> _Aim_: Reproduce the complete listing without any deviation.

> _Dataset excerpts_:

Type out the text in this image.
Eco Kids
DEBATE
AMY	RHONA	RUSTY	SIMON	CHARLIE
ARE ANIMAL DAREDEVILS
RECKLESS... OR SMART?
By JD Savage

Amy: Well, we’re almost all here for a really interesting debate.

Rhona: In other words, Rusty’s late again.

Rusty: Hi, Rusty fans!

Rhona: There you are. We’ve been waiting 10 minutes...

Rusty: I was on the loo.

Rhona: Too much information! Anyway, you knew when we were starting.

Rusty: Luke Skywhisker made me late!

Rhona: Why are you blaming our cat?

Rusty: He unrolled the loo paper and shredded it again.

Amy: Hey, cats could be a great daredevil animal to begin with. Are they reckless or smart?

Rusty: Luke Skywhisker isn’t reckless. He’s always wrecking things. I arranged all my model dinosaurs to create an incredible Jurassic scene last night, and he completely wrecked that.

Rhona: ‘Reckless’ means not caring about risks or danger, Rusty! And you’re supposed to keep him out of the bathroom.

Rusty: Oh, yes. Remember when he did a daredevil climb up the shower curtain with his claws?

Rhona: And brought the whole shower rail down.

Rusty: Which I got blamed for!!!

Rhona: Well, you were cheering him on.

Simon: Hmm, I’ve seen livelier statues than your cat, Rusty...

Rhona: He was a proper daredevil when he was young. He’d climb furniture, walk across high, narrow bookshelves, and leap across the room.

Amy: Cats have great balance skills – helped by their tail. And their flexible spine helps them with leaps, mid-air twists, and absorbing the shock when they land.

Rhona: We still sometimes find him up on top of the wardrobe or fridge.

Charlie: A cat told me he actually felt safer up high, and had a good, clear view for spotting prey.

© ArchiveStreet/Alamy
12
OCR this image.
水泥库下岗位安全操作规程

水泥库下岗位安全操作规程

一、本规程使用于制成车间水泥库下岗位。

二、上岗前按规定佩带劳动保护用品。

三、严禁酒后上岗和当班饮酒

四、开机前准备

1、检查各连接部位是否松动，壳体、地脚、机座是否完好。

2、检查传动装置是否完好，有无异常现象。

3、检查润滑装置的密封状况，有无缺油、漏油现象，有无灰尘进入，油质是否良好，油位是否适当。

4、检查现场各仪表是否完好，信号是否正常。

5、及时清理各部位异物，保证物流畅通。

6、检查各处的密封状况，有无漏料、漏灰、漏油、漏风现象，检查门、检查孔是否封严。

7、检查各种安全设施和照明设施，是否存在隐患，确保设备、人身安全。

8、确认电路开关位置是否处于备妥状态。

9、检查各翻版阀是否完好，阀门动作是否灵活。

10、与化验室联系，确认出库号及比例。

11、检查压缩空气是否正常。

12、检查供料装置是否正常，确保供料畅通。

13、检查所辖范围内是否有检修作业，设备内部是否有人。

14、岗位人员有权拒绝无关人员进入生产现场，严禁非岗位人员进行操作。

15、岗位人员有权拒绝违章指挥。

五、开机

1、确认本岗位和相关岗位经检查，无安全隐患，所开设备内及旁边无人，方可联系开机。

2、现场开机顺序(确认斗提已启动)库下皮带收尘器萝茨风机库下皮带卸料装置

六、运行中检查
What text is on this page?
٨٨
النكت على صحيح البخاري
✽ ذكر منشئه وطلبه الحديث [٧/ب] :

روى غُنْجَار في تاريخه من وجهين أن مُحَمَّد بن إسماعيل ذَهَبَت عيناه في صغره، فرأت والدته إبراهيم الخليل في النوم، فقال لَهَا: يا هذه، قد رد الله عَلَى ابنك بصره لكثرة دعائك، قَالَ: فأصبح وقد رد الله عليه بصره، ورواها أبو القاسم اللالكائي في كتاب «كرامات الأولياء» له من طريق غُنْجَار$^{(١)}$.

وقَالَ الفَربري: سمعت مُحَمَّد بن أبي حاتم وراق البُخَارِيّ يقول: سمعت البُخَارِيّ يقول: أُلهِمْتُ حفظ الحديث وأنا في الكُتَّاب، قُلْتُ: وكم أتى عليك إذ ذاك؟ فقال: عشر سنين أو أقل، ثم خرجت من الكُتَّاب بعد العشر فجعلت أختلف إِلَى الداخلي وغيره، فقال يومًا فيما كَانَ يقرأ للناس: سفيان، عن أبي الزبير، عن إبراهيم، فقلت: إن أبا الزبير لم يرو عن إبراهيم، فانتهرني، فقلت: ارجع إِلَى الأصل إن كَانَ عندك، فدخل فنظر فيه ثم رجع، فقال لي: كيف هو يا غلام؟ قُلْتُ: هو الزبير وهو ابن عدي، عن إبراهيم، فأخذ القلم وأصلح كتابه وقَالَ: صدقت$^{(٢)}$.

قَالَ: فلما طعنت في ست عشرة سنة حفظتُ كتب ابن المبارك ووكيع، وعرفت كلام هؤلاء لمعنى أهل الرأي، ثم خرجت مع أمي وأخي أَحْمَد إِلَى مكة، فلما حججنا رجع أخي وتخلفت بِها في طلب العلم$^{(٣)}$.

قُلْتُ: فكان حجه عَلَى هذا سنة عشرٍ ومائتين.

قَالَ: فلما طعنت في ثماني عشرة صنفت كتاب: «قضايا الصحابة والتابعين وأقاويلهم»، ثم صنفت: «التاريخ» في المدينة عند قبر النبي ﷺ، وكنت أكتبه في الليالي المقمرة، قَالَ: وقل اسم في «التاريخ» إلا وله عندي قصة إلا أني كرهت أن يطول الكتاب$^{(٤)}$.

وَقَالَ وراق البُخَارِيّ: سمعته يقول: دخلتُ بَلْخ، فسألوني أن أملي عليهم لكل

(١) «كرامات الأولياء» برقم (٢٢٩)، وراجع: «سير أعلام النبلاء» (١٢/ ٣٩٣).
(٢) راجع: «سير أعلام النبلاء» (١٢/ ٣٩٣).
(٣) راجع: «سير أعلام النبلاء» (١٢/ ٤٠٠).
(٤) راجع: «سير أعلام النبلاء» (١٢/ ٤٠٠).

> _Answer to the exercise_:
Type out the text in this image.
Eco Kids
DEBATE
AMY	RHONA	RUSTY	SIMON	CHARLIE
ARE ANIMAL DAREDEVILS
RECKLESS... OR SMART?
By JD Savage

Amy: Well, we’re almost all here for a really interesting debate.

Rhona: In other words, Rusty’s late again.

Rusty: Hi, Rusty fans!

Rhona: There you are. We’ve been waiting 10 minutes...

Rusty: I was on the loo.

Rhona: Too much information! Anyway, you knew when we were starting.

Rusty: Luke Skywhisker made me late!

Rhona: Why are you blaming our cat?

Rusty: He unrolled the loo paper and shredded it again.

Amy: Hey, cats could be a great daredevil animal to begin with. Are they reckless or smart?

Rusty: Luke Skywhisker isn’t reckless. He’s always wrecking things. I arranged all my model dinosaurs to create an incredible Jurassic scene last night, and he completely wrecked that.

Rhona: ‘Reckless’ means not caring about risks or danger, Rusty! And you’re supposed to keep him out of the bathroom.

Rusty: Oh, yes. Remember when he did a daredevil climb up the shower curtain with his claws?

Rhona: And brought the whole shower rail down.

Rusty: Which I got blamed for!!!

Rhona: Well, you were cheering him on.

Simon: Hmm, I’ve seen livelier statues than your cat, Rusty...

Rhona: He was a proper daredevil when he was young. He’d climb furniture, walk across high, narrow bookshelves, and leap across the room.

Amy: Cats have great balance skills – helped by their tail. And their flexible spine helps them with leaps, mid-air twists, and absorbing the shock when they land.

Rhona: We still sometimes find him up on top of the wardrobe or fridge.

Charlie: A cat told me he actually felt safer up high, and had a good, clear view for spotting prey.

© ArchiveStreet/Alamy
12
OCR this image.
水泥库下岗位安全操作规程

水泥库下岗位安全操作规程

一、本规程使用于制成车间水泥库下岗位。

二、上岗前按规定佩带劳动保护用品。

三、严禁酒后上岗和当班饮酒

四、开机前准备

1、检查各连接部位是否松动，壳体、地脚、机座是否完好。

2、检查传动装置是否完好，有无异常现象。

3、检查润滑装置的密封状况，有无缺油、漏油现象，有无灰尘进入，油质是否良好，油位是否适当。

4、检查现场各仪表是否完好，信号是否正常。

5、及时清理各部位异物，保证物流畅通。

6、检查各处的密封状况，有无漏料、漏灰、漏油、漏风现象，检查门、检查孔是否封严。

7、检查各种安全设施和照明设施，是否存在隐患，确保设备、人身安全。

8、确认电路开关位置是否处于备妥状态。

9、检查各翻版阀是否完好，阀门动作是否灵活。

10、与化验室联系，确认出库号及比例。

11、检查压缩空气是否正常。

12、检查供料装置是否正常，确保供料畅通。

13、检查所辖范围内是否有检修作业，设备内部是否有人。

14、岗位人员有权拒绝无关人员进入生产现场，严禁非岗位人员进行操作。

15、岗位人员有权拒绝违章指挥。

五、开机

1、确认本岗位和相关岗位经检查，无安全隐患，所开设备内及旁边无人，方可联系开机。

2、现场开机顺序(确认斗提已启动)库下皮带收尘器萝茨风机库下皮带卸料装置

六、运行中检查
What text is on this page?
٨٨
النكت على صحيح البخاري
✽ ذكر منشئه وطلبه الحديث [٧/ب] :

روى غُنْجَار في تاريخه من وجهين أن مُحَمَّد بن إسماعيل ذَهَبَت عيناه في صغره، فرأت والدته إبراهيم الخليل في النوم، فقال لَهَا: يا هذه، قد رد الله عَلَى ابنك بصره لكثرة دعائك، قَالَ: فأصبح وقد رد الله عليه بصره، ورواها أبو القاسم اللالكائي في كتاب «كرامات الأولياء» له من طريق غُنْجَار$^{(١)}$.

وقَالَ الفَربري: سمعت مُحَمَّد بن أبي حاتم وراق البُخَارِيّ يقول: سمعت البُخَارِيّ يقول: أُلهِمْتُ حفظ الحديث وأنا في الكُتَّاب، قُلْتُ: وكم أتى عليك إذ ذاك؟ فقال: عشر سنين أو أقل، ثم خرجت من الكُتَّاب بعد العشر فجعلت أختلف إِلَى الداخلي وغيره، فقال يومًا فيما كَانَ يقرأ للناس: سفيان، عن أبي الزبير، عن إبراهيم، فقلت: إن أبا الزبير لم يرو عن إبراهيم، فانتهرني، فقلت: ارجع إِلَى الأصل إن كَانَ عندك، فدخل فنظر فيه ثم رجع، فقال لي: كيف هو يا غلام؟ قُلْتُ: هو الزبير وهو ابن عدي، عن إبراهيم، فأخذ القلم وأصلح كتابه وقَالَ: صدقت$^{(٢)}$.

قَالَ: فلما طعنت في ست عشرة سنة حفظتُ كتب ابن المبارك ووكيع، وعرفت كلام هؤلاء لمعنى أهل الرأي، ثم خرجت مع أمي وأخي أَحْمَد إِلَى مكة، فلما حججنا رجع أخي وتخلفت بِها في طلب العلم$^{(٣)}$.

قُلْتُ: فكان حجه عَلَى هذا سنة عشرٍ ومائتين.

قَالَ: فلما طعنت في ثماني عشرة صنفت كتاب: «قضايا الصحابة والتابعين وأقاويلهم»، ثم صنفت: «التاريخ» في المدينة عند قبر النبي ﷺ، وكنت أكتبه في الليالي المقمرة، قَالَ: وقل اسم في «التاريخ» إلا وله عندي قصة إلا أني كرهت أن يطول الكتاب$^{(٤)}$.

وَقَالَ وراق البُخَارِيّ: سمعته يقول: دخلتُ بَلْخ، فسألوني أن أملي عليهم لكل

(١) «كرامات الأولياء» برقم (٢٢٩)، وراجع: «سير أعلام النبلاء» (١٢/ ٣٩٣).
(٢) راجع: «سير أعلام النبلاء» (١٢/ ٣٩٣).
(٣) راجع: «سير أعلام النبلاء» (١٢/ ٤٠٠).
(٤) راجع: «سير أعلام النبلاء» (١٢/ ٤٠٠).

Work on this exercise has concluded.